* _Source passage_:
▼▼▼

The public debate about privacy law grows: how best to protect privacy without undermining freedom of speech? MICHAEL HART reflects on the latest developments.
The issue of the scope of privacy law has been making regular front-page headlines, with the use of Parliamentary privilege to overcome a High Court privacy injunction being a lightning rod for extensive public debate. This controversy followed hot on the heels of the European Court of Human Rights (ECHR) decision in the case of Mosley v United Kingdom1 and the publication, on 20 May 2011, of the Report of the Committee on Super-Injunctions set up by the Master of the Rolls, Lord Neuberger of Abbotsbury.
European countries such as France and Italy have long had strong legal privacy protections which have restricted press disclosures about powerful people. In stark contrast, in the USA the First Amendment affords the press great freedom. In between these two conflicting traditions, for many years the English courts had declared there to be no general privacy right, inching their way forwards through the development of the equitable remedy of breach of confidence. The incorporation of the European Convention on Human Rights into English law by the Human Rights Act 19982, bringing with it the Article 8 right to respect for private and family life, changed the UK privacy landscape.
The English courts, unused to a general privacy law, have had to address the often difficult question of how to balance the Article 8 privacy right with the counter-balancing Article 10 right to freedom of expression. There is no very clear guidance on this balance, barring non-binding case law in other countries and a relatively small number of ECHR decisions. As both the Article 8 and 10 rights can be abused and cause serious harm if a careful balance between them is not achieved, where that balance lies is an important issue in an online world in which personal privacy faces growing intrusion.
After a number of successful privacy actions involving celebrities such as Naomi Campbell, Michael Douglas and Catherine Zeta-Jones, the floodgates opened wider still when Max Mosley, then the president of the regulatory body for Formula 1, the FIA, succeeded in his High Court action for breach of privacy against the News of the World for its publication of details of his S&M session with four prostitutes. Although Mosley was a public figure filling a powerful position of authority in a major world sport, his colourful extra-marital activities were held to be a private matter which were protected by Article 8 and not overridden by any public interest justification under Article 10.
Some sections of the press expressed great fear about the rich and powerful using the right to private life to stifle justified press enquiry and disclosures. Mosley was equally dissatisfied, partly because he felt that the record £60,000 damages were insufficient deterrent to press intrusion, especially as the difference between his actual and recoverable legal costs left him out of pocket on the action, but mainly because, once publication occurred, the damage had been irrevocably done. Mosley argued that for privacy truly to be respected, the subject of the disclosures should be given the chance to stop the publication by being given prior notice. He asked the ECHR to hold that the UK had violated its positive obligations under Article 8 by failing to impose a legal duty of pre-notification.
The ECHR, despite accepting that there had been a "flagrant and unjustified invasion of the applicant's private life"3, rejected the call for pre-notification, pointing to the "chilling effect" this could have on the press, not only in relation to sensationalist articles but also on political and investigative reporting. It pointed to the protection offered in the UK by the Press Complaints Commission and the availability of civil damages and interim injunctive relief, saying that Convention states enjoy a wide "margin of appreciation" in determining the steps to ensure compliance with the Convention. It also noted that no other Convention state imposes pre-notification. Mosley is requesting referral of the case to the Grand Chamber for review, but such requests are accepted only on an exceptional basis.

▲▲▲

* _To do_:
• A. In the privacy law article, on what date was the Report of the Committee on Super-Injunctions published?
• B. Continue the article on privacy law, starting right after its final sentence about Mosley's request for a Grand Chamber referral.

* _Data excerpt_:

▼▼▼

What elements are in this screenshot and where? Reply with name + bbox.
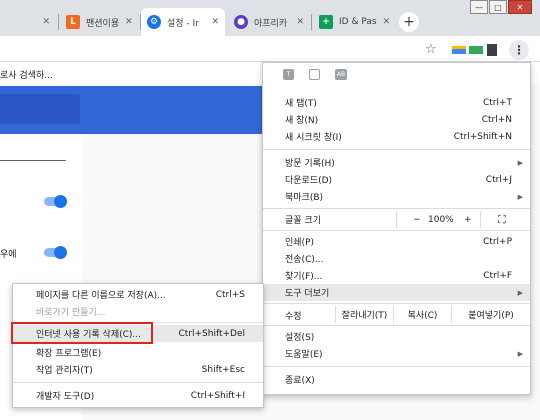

▲▲▲

* _Outputs for the tasks_:
• A. 20 May 2011

• B.
The ECHR decision was welcomed by the press, but the growth in the number of privacy injunctions still caused great concern. The report of the Committee on Super-Injunctions, which was published a few days after the Mosley decision, focused on procedural matters rather than making recommendations for substantive reform of the law, which it left to Parliament and the courts.
The report affirms that the principle of open justice is a fundamental constitutional principle, and although derogations are permitted, this must only be where strictly necessary for the administration of justice with such derogations being as narrow as possible consistent with achieving their aim. The report supports the existence of 'super-injunctions', which prevent even the existence of the order and proceedings from being reported, and the more common anonymised injunctions, which prohibit the identification of parties to the proceedings in question. It points out that there have only been two 'super-injunctions' granted since the John Terry4 case in 2010 and that increasing numbers of injunctions are being set aside on appeal. Such injunctions, the report concludes, should be kept under review once granted to avoid the risk of them becoming permanent.
The report proposes the issuing of Practice Guidance on the application procedure for injunctions in order to clarify what orders may be sought and in what circumstances. It stresses that only very rarely should advance notice of such applications not be given to media organisations likely to be affected by the order. The report asks that consideration be given to the feasibility of collecting data on interim injunctions for annual publication to identify significant future trends. However, it rejects the creation of a fast-track appeals process, saying that expedition of appeals can already be sought under the existing framework. The report rejects the idea that specialist judges should hear all applications, proposing instead that specialist judges provide training to non-specialists likely to hear these applications.
Finally the report addresses Parliamentary privilege, pointing out that although Parliamentary debate and Hansard reports enjoy an absolute privilege, there is no judicial decision on whether the qualified privilege the law provides to good faith and non-malicious media summaries of Parliamentary proceedings extends to reports which intentionally have the effect of frustrating a court order.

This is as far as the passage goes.